Challenges.
- A) In the CCRAN and TGFDN passage, write out everything from "4 Experiments" down to "in this section.", substituting "datasets" for "databases".
- B) In the CCRAN and TGFDN passage, how does the value of β change the way the fusion function behaves? Answer in one to three sentences.
- C) Extend the CCRAN and TGFDN passage, picking up right after its last sentence.

::: Page :::

Then, the difference layers are passed through the two fully connected layers and finally classified using softmax function. The discussion on convolution kernel size and the hyper-parameter t is detailed in Sect. 4.4.

3.3 Model Fusion

We fuse the two networks together through a fusion function referring to the fusion method of Zhang et al. [29].

$$\begin{aligned} O(x)=\sum \limits _{i=0}^1 a_i(\beta A_i(x)+P_i(x)) \end{aligned}$$
(4)

\(P_i(x)\ (0<P_i(x)<1)\) is the output of the softmax layer in the CCRAN and TGFDN. \(P_0(x)\) comes from CCRAN and \(P_1(x)\) comes from TGFDN. \(A_i(x)\) is sorted according to the predicted value of each expression in \(P_i(x)\). In addition, \(\beta \) \((0\le \beta \le 1)\) acts as a weight parameter. When the value of \(\beta \) is close to 1, the fusion function will give priority to the sorting result of different expressions. When the value of \(\beta \) is close to 0, the fusion function will be a simple weighted-sum function. Finally, \(a_i\) is the balance factor between different models. We empirically set \(a_i\) to 0.5 and \(\beta \) to 0.1. This function considers the sorting results of the softmax output and actual value of the softmax output simultaneously.

4 Experiments

We evaluated the performance of our model on two widely used databases, including CK+ [18] and Oulu-CASIA [30]. The process and details of the experiments are shown in this section.

4.1 Implementation Details

The structure of CCRAN is I64-[B(5,64)+P2] \(\times \) 4-FC1024-S7. I64 means that the size of input frames is \(64\times 64\), and B(5,64) refers to a cross-channel SE block with 64 channels and filters of size \(5\times 5\). Moreover, P2 refers to a \(2\times 2\) max pooling layer and FC1024 means a fully connected layer with 1024 nodes. The structure of TGFDN is L(68,2)-C((1,3),16)-FD-FC600-S7. L(68,2) means that landmarks of a frame are reshaped to \(68\times 2\) for input, and C((1,3),16) means a convolution operation with 16 output channels and filters of size \(1\times 3\). Moreover, FD means a frame subtraction layer and FC600 means a fully connected layer with 600 nodes. At last S7 is the softmax layer with seven outputs (in CK+ database).

::: Data :::

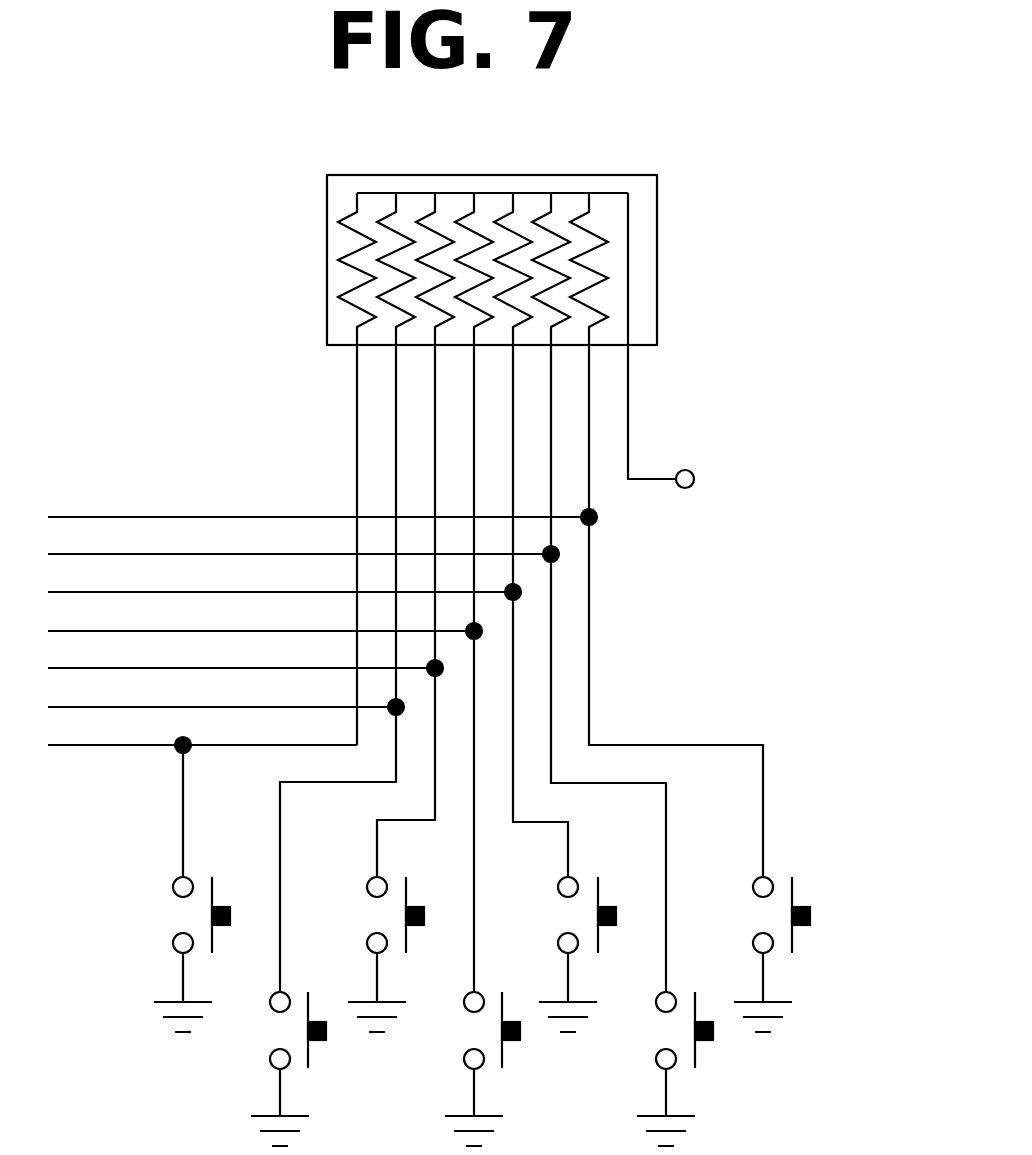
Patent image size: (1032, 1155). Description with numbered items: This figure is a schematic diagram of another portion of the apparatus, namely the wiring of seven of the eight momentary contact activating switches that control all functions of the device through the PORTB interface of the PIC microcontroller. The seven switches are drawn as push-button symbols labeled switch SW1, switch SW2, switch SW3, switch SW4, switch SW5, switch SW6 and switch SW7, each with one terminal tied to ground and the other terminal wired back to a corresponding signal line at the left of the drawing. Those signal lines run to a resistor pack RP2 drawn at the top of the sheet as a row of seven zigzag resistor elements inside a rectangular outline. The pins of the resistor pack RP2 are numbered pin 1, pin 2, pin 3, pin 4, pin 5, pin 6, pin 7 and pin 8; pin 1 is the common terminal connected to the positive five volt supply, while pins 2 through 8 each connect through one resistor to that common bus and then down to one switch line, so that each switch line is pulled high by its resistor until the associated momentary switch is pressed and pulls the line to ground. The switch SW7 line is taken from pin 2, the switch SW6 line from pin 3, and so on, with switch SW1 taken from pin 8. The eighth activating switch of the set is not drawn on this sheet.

The resistor pack pin 1 (common, +5V) 1 is at (703, 341).
The resistor pack pin 2 is at (594, 355).
The resistor pack pin 3 is at (556, 373).
The resistor pack pin 4 is at (518, 392).
The resistor pack pin 5 is at (479, 412).
The resistor pack pin 6 is at (440, 430).
The resistor pack pin 7 is at (402, 450).
The resistor pack pin 8 is at (362, 469).
The 47K pull-up resistor pack RP2 is at (495, 242).
The momentary contact switch SW1 is at (202, 872).
The momentary contact switch SW2 is at (226, 910).
The momentary contact switch SW3 is at (254, 833).
The momentary contact switch SW4 is at (303, 872).
The momentary contact switch SW5 is at (350, 795).
The momentary contact switch SW6 is at (400, 833).
The momentary contact switch SW7 is at (447, 758).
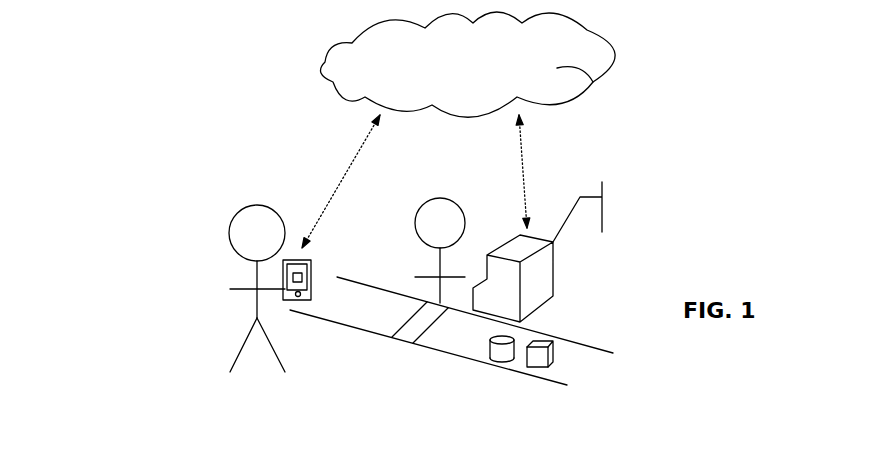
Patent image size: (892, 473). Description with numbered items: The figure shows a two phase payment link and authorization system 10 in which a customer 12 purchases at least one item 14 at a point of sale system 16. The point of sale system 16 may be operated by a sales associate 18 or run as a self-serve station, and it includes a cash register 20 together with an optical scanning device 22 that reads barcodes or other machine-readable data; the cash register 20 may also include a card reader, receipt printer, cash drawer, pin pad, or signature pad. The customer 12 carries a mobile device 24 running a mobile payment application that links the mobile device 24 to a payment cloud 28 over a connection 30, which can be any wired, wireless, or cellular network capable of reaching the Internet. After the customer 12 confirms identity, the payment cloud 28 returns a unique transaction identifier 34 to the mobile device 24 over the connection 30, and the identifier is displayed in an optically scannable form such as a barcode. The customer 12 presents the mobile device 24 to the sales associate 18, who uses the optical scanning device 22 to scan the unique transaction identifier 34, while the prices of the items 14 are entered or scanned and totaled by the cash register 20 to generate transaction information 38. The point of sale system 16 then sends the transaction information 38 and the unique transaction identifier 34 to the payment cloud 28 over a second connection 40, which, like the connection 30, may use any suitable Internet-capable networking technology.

The two phase payment link and authorization system 10 is at (100, 62).
The customer 12 is at (231, 236).
The item 14 is at (494, 358).
The point of sale system 16 is at (472, 180).
The sales associate 18 is at (424, 208).
The cash register 20 is at (556, 295).
The optical scanning device 22 is at (406, 337).
The mobile device 24 is at (320, 271).
The payment cloud 28 is at (464, 63).
The connection 30 is at (348, 170).
The unique transaction identifier 34 is at (303, 277).
The transaction information 38 is at (640, 212).
The connection 40 is at (522, 143).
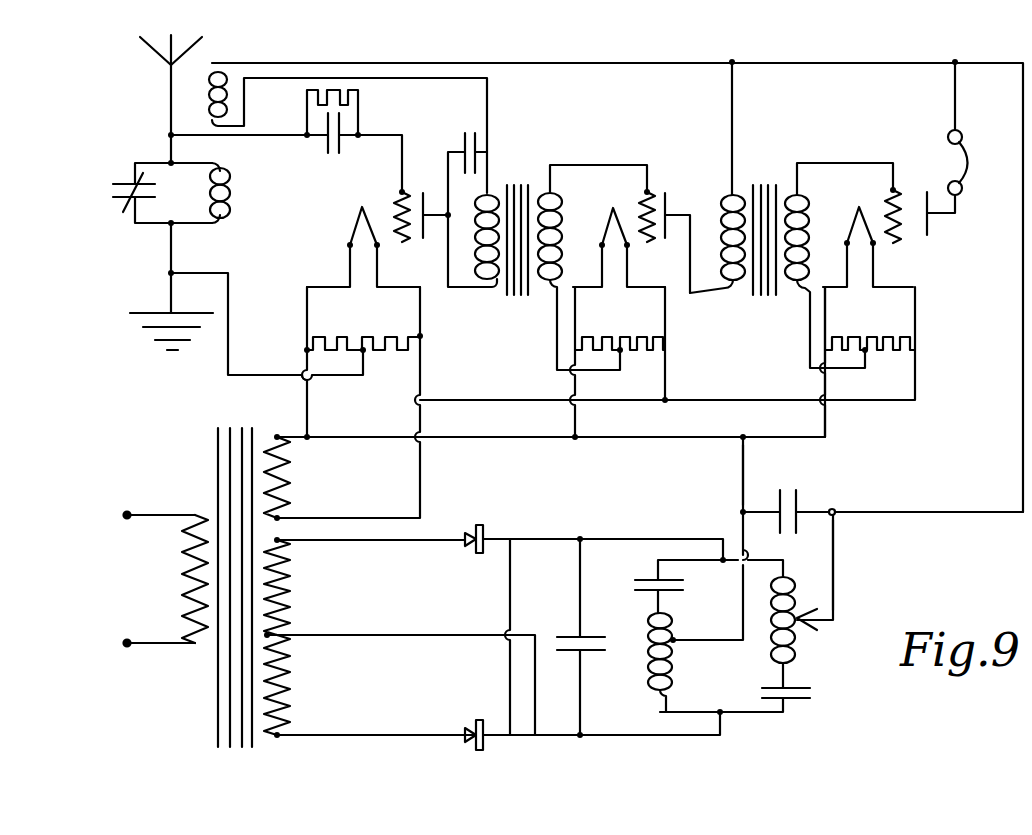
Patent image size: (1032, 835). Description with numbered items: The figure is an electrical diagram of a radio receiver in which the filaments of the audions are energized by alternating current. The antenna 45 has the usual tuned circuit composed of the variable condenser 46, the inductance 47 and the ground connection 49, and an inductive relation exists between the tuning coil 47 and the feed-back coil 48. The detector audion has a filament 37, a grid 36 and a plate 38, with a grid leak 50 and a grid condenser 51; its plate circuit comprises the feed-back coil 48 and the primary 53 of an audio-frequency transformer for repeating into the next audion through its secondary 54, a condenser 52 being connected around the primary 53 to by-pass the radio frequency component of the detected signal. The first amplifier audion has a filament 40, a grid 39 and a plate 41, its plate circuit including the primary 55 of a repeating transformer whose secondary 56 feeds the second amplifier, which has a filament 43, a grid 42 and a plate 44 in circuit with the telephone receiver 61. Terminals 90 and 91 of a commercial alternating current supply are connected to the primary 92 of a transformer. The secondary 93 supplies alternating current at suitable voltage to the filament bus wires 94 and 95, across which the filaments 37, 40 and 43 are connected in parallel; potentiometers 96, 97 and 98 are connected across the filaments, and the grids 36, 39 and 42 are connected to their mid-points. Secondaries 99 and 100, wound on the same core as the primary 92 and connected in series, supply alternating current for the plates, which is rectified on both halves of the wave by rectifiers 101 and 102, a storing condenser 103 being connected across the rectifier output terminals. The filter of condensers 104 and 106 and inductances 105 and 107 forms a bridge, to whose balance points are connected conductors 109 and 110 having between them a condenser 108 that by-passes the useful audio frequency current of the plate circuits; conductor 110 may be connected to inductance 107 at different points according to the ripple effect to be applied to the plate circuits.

The grid 36 is at (397, 210).
The audion filament 37 is at (345, 235).
The plate 38 is at (418, 200).
The grid 39 is at (650, 198).
The audion filament 40 is at (602, 231).
The plate 41 is at (668, 212).
The grid 42 is at (898, 205).
The audion filament 43 is at (849, 236).
The plate 44 is at (930, 226).
The antenna 45 is at (152, 63).
The variable condenser 46 is at (136, 185).
The inductance 47 is at (233, 209).
The feed-back coil 48 is at (208, 116).
The ground connection 49 is at (158, 311).
The grid leak 50 is at (358, 101).
The grid condenser 51 is at (324, 148).
The condenser 52 is at (462, 139).
The primary 53 is at (490, 194).
The secondary 54 is at (557, 197).
The primary 55 is at (726, 198).
The secondary 56 is at (800, 198).
The telephone receiver 61 is at (903, 118).
The terminal 90 is at (124, 518).
The terminal 91 is at (124, 646).
The primary 92 is at (183, 588).
The secondary 93 is at (284, 491).
The filament bus wire 94 is at (510, 385).
The filament bus wire 95 is at (527, 441).
The potentiometer 96 is at (373, 336).
The potentiometer 97 is at (618, 337).
The potentiometer 98 is at (870, 334).
The secondary 99 is at (284, 601).
The secondary 100 is at (284, 695).
The rectifier 101 is at (487, 538).
The rectifier 102 is at (485, 749).
The storing condenser 103 is at (566, 634).
The condenser 104 is at (645, 580).
The inductance 105 is at (647, 678).
The condenser 106 is at (791, 700).
The inductance 107 is at (799, 661).
The condenser 108 is at (800, 500).
The conductor 109 is at (740, 494).
The conductor 110 is at (836, 566).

:::

Results.
- A)
4 Experiments

We evaluated the performance of our model on two widely used datasets, including CK+ [18] and Oulu-CASIA [30]. The process and details of the experiments are shown in this section.

- B) When β is close to 1, the fusion function gives priority to the sorting result of the different expressions. When β is close to 0, it becomes a simple weighted-sum function.

- C)
4.2 Databases and Protocols

The CK+ Database. The CK+ database [18] is a representative database of facial expression recognition tasks. This database has a total of 539 sequences of facial expressions, corresponding to 123 subjects with different ages and genders. Among them, 327 expression sequences are marked and correspond to seven types: anger, contempt, disgust, fear, happiness, sadness, and surprise. Each expression sequence begins with a plain frame (neutral expression) and ends with the peak frame of expression. We follow the usual protocol of using 10-fold cross validation [8, 15] for testing.

The Oulu-CASIA VIS Database. There are 80 individuals in this database. Each individual has six expressions, including anger, disgust, fear, happiness, sadness, and surprise. So the database has a total of 480 expression sequences. Like the CK+ database, we use 10-fold cross validation as our experimental method.

4.3 Data Preprocessing and Augmentation

The duration of the expression is not the same, but our network needs to accept a fixed-length image sequence as input. Therefore, we use the average sampling method to regularize the expression sequence along the time axis. From these sampled frames, the faces are detected, cropped and reshaped into \(64\times 64\). What’s more, we use dlib [9] to further extract 68 facial landmarks. Then we regularize all the facial landmark points using the method described in [8]. We also follow the method of Jung et al [8], making data augmentation to the training data to alleviate the overfitting problem.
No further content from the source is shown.